▶ [Problem]:
In the records below, find each line containing the word "texts" and copy it.

▶ [Provided records]:

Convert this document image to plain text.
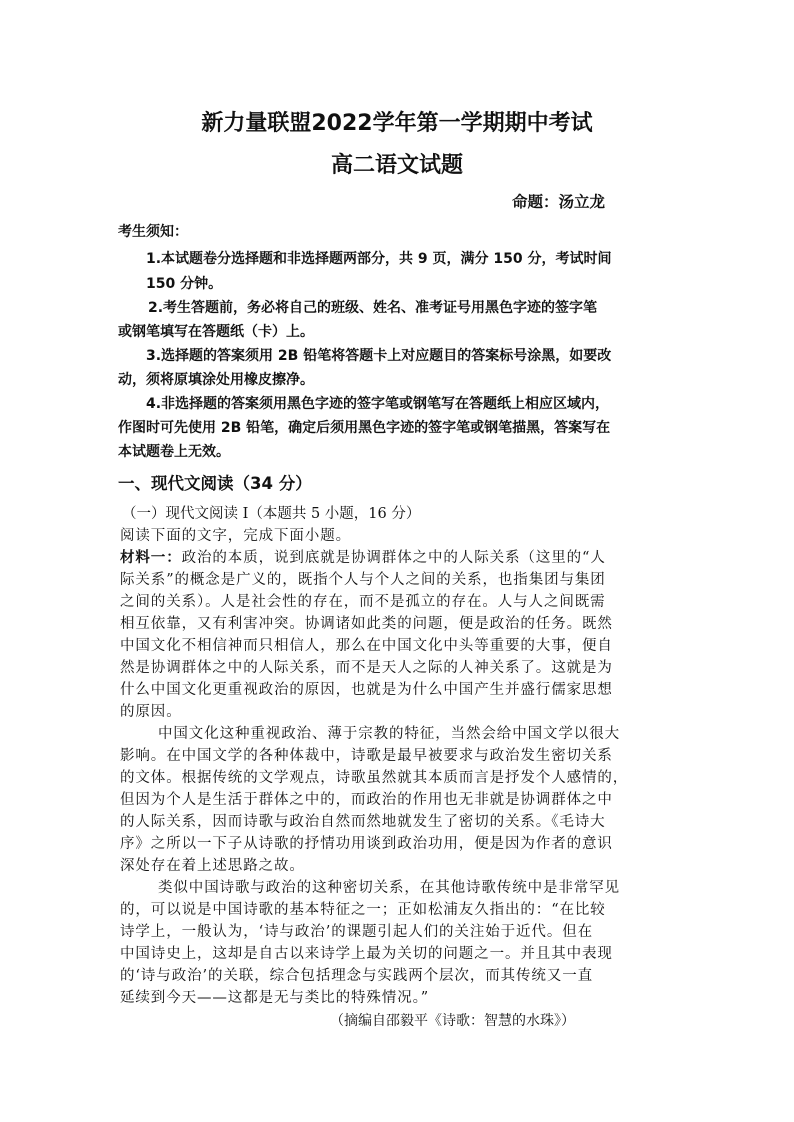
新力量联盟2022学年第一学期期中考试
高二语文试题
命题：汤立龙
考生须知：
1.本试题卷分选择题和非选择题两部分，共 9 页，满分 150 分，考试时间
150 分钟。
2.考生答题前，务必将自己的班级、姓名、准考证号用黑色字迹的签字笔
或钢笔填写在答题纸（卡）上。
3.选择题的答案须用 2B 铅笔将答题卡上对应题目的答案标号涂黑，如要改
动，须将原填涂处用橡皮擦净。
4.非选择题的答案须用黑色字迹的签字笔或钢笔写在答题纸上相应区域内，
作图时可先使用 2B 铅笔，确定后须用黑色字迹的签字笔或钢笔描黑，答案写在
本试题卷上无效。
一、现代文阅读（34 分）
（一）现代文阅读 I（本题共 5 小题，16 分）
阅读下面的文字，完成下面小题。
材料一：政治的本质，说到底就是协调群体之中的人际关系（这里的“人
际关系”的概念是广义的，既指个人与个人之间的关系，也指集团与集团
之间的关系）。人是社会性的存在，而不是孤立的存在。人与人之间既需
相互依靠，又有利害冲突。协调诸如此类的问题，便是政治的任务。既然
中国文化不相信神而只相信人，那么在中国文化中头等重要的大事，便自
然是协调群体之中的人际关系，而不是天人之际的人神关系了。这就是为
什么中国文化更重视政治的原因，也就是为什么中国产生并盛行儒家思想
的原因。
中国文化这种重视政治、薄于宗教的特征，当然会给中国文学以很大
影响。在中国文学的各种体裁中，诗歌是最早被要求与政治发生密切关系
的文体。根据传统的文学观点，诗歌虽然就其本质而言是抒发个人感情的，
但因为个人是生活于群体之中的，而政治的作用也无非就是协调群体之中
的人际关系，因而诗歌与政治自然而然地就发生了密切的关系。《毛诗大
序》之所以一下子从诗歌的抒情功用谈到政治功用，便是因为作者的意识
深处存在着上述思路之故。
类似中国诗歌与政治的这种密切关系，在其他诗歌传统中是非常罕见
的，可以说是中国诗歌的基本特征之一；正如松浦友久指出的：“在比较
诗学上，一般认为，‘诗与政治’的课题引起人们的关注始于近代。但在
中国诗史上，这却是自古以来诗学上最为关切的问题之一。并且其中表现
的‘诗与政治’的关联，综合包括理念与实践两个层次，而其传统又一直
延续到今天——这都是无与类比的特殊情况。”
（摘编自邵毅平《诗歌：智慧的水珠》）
...
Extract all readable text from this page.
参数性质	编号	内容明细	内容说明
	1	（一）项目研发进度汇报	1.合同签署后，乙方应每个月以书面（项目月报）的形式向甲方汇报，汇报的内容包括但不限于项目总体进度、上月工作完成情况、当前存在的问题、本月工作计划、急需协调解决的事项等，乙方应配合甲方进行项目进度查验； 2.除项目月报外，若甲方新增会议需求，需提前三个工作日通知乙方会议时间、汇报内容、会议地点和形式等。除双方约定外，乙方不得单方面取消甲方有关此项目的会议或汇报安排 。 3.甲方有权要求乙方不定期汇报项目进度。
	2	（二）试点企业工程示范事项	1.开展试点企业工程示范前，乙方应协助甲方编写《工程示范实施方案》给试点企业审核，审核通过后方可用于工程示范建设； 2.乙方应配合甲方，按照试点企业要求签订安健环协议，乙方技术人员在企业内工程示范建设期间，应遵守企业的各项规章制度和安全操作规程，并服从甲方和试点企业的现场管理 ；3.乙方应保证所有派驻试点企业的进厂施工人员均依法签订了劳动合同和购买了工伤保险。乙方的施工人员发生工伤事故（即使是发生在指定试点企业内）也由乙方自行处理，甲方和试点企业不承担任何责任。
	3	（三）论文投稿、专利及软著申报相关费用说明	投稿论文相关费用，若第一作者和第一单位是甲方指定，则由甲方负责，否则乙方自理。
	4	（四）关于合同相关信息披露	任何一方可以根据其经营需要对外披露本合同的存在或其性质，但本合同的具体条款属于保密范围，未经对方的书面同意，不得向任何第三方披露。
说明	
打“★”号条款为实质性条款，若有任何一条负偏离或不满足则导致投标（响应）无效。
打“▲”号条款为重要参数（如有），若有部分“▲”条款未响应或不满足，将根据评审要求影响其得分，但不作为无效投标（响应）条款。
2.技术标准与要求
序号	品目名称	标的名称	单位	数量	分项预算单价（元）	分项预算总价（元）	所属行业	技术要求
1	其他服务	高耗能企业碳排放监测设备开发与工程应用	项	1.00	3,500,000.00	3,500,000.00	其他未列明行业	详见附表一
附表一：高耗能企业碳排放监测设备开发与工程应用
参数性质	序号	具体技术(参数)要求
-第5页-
--
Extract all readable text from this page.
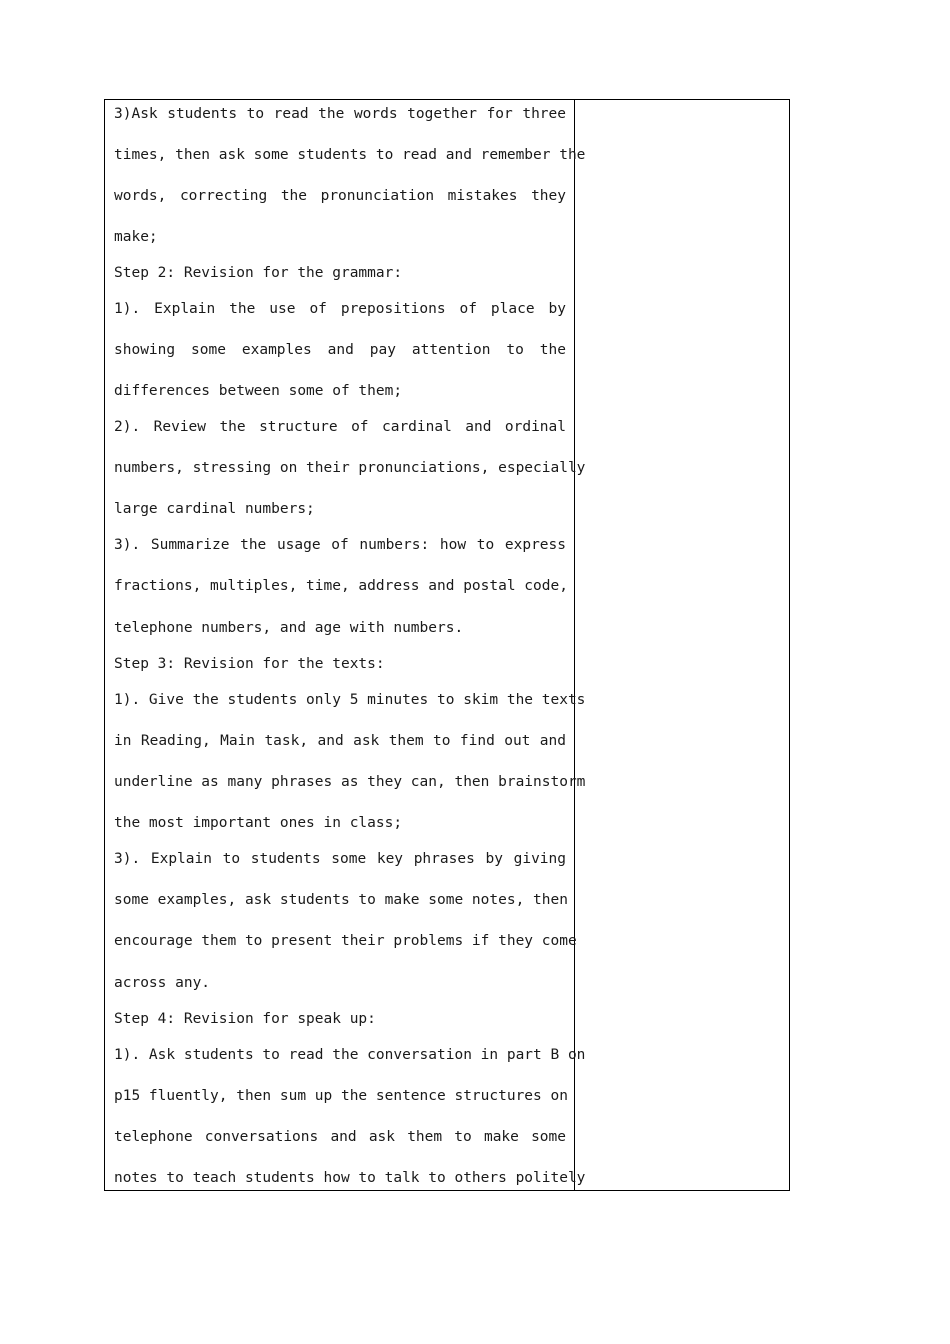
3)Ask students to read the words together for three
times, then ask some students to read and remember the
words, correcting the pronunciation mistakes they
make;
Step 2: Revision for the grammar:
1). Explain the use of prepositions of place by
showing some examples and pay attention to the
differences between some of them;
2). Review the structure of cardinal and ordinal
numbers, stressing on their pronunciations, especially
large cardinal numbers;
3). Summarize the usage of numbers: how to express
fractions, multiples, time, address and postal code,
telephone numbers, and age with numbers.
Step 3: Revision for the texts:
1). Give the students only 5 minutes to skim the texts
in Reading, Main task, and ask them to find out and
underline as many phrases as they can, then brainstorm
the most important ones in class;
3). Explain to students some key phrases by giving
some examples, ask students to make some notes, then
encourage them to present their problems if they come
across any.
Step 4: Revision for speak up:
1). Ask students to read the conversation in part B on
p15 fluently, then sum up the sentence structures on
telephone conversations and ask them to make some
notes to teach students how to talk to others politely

▶ [Written response]:
Step 3: Revision for the texts:
1). Give the students only 5 minutes to skim the texts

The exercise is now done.